Dataset entries.
++++++
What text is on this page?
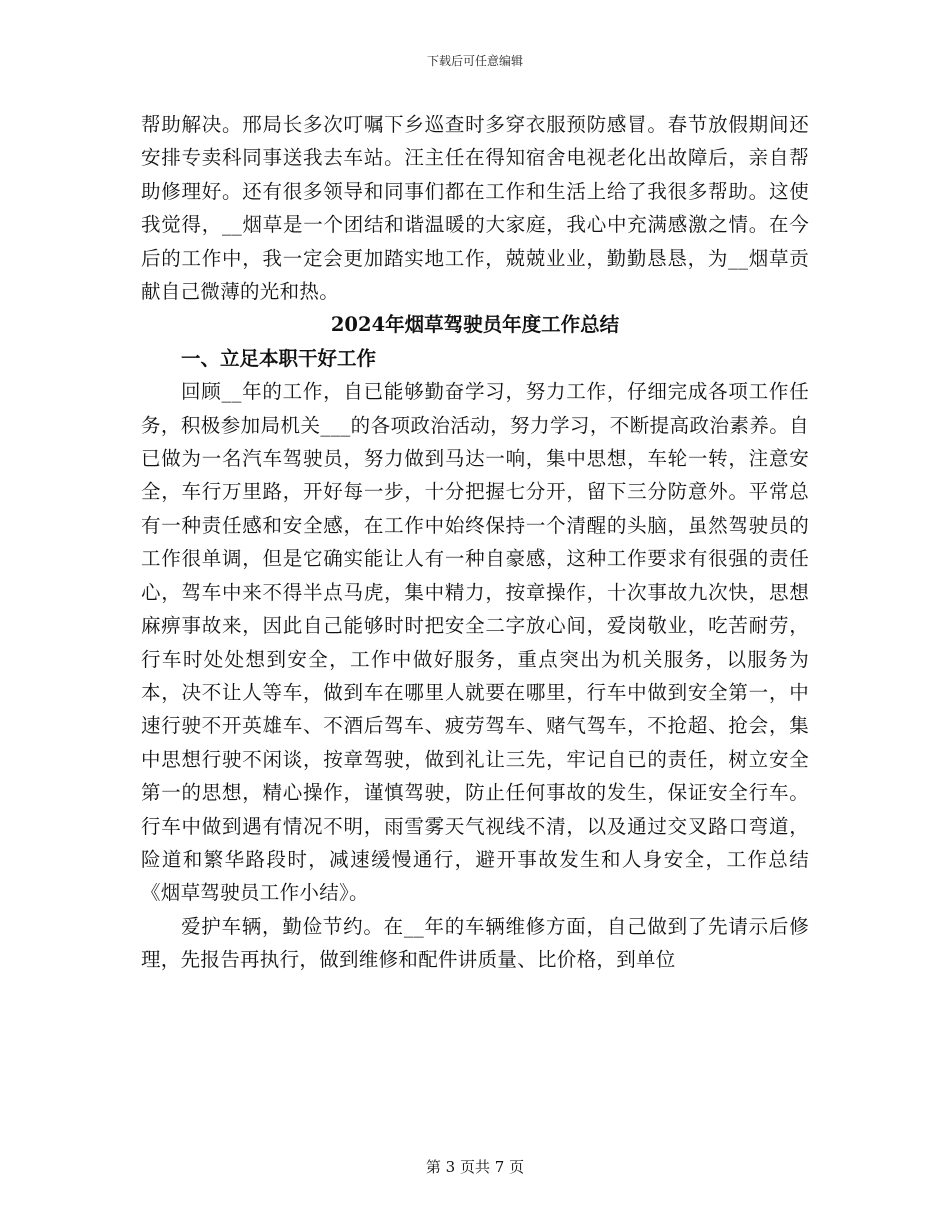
下载后可任意编辑

帮助解决。邢局长多次叮嘱下乡巡查时多穿衣服预防感冒。春节放假期间还安排专卖科同事送我去车站。汪主任在得知宿舍电视老化出故障后，亲自帮助修理好。还有很多领导和同事们都在工作和生活上给了我很多帮助。这使我觉得，__烟草是一个团结和谐温暖的大家庭，我心中充满感激之情。在今后的工作中，我一定会更加踏实地工作，兢兢业业，勤勤恳恳，为__烟草贡献自己微薄的光和热。

2024年烟草驾驶员年度工作总结

一、立足本职干好工作

回顾__年的工作，自已能够勤奋学习，努力工作，仔细完成各项工作任务，积极参加局机关___的各项政治活动，努力学习，不断提高政治素养。自已做为一名汽车驾驶员，努力做到马达一响，集中思想，车轮一转，注意安全，车行万里路，开好每一步，十分把握七分开，留下三分防意外。平常总有一种责任感和安全感，在工作中始终保持一个清醒的头脑，虽然驾驶员的工作很单调，但是它确实能让人有一种自豪感，这种工作要求有很强的责任心，驾车中来不得半点马虎，集中精力，按章操作，十次事故九次快，思想麻痹事故来，因此自己能够时时把安全二字放心间，爱岗敬业，吃苦耐劳，行车时处处想到安全，工作中做好服务，重点突出为机关服务，以服务为本，决不让人等车，做到车在哪里人就要在哪里，行车中做到安全第一，中速行驶不开英雄车、不酒后驾车、疲劳驾车、赌气驾车，不抢超、抢会，集中思想行驶不闲谈，按章驾驶，做到礼让三先，牢记自已的责任，树立安全第一的思想，精心操作，谨慎驾驶，防止任何事故的发生，保证安全行车。行车中做到遇有情况不明，雨雪雾天气视线不清，以及通过交叉路口弯道，险道和繁华路段时，减速缓慢通行，避开事故发生和人身安全，工作总结《烟草驾驶员工作小结》。

爱护车辆，勤俭节约。在__年的车辆维修方面，自己做到了先请示后修理，先报告再执行，做到维修和配件讲质量、比价格，到单位

第 3 页共 7 页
++++++
What needs to be done.
Make an exact copy of the data, leaving its pictures out.

Full response.
What text is on this page?
下载后可任意编辑

帮助解决。邢局长多次叮嘱下乡巡查时多穿衣服预防感冒。春节放假期间还安排专卖科同事送我去车站。汪主任在得知宿舍电视老化出故障后，亲自帮助修理好。还有很多领导和同事们都在工作和生活上给了我很多帮助。这使我觉得，__烟草是一个团结和谐温暖的大家庭，我心中充满感激之情。在今后的工作中，我一定会更加踏实地工作，兢兢业业，勤勤恳恳，为__烟草贡献自己微薄的光和热。

2024年烟草驾驶员年度工作总结

一、立足本职干好工作

回顾__年的工作，自已能够勤奋学习，努力工作，仔细完成各项工作任务，积极参加局机关___的各项政治活动，努力学习，不断提高政治素养。自已做为一名汽车驾驶员，努力做到马达一响，集中思想，车轮一转，注意安全，车行万里路，开好每一步，十分把握七分开，留下三分防意外。平常总有一种责任感和安全感，在工作中始终保持一个清醒的头脑，虽然驾驶员的工作很单调，但是它确实能让人有一种自豪感，这种工作要求有很强的责任心，驾车中来不得半点马虎，集中精力，按章操作，十次事故九次快，思想麻痹事故来，因此自己能够时时把安全二字放心间，爱岗敬业，吃苦耐劳，行车时处处想到安全，工作中做好服务，重点突出为机关服务，以服务为本，决不让人等车，做到车在哪里人就要在哪里，行车中做到安全第一，中速行驶不开英雄车、不酒后驾车、疲劳驾车、赌气驾车，不抢超、抢会，集中思想行驶不闲谈，按章驾驶，做到礼让三先，牢记自已的责任，树立安全第一的思想，精心操作，谨慎驾驶，防止任何事故的发生，保证安全行车。行车中做到遇有情况不明，雨雪雾天气视线不清，以及通过交叉路口弯道，险道和繁华路段时，减速缓慢通行，避开事故发生和人身安全，工作总结《烟草驾驶员工作小结》。

爱护车辆，勤俭节约。在__年的车辆维修方面，自己做到了先请示后修理，先报告再执行，做到维修和配件讲质量、比价格，到单位

第 3 页共 7 页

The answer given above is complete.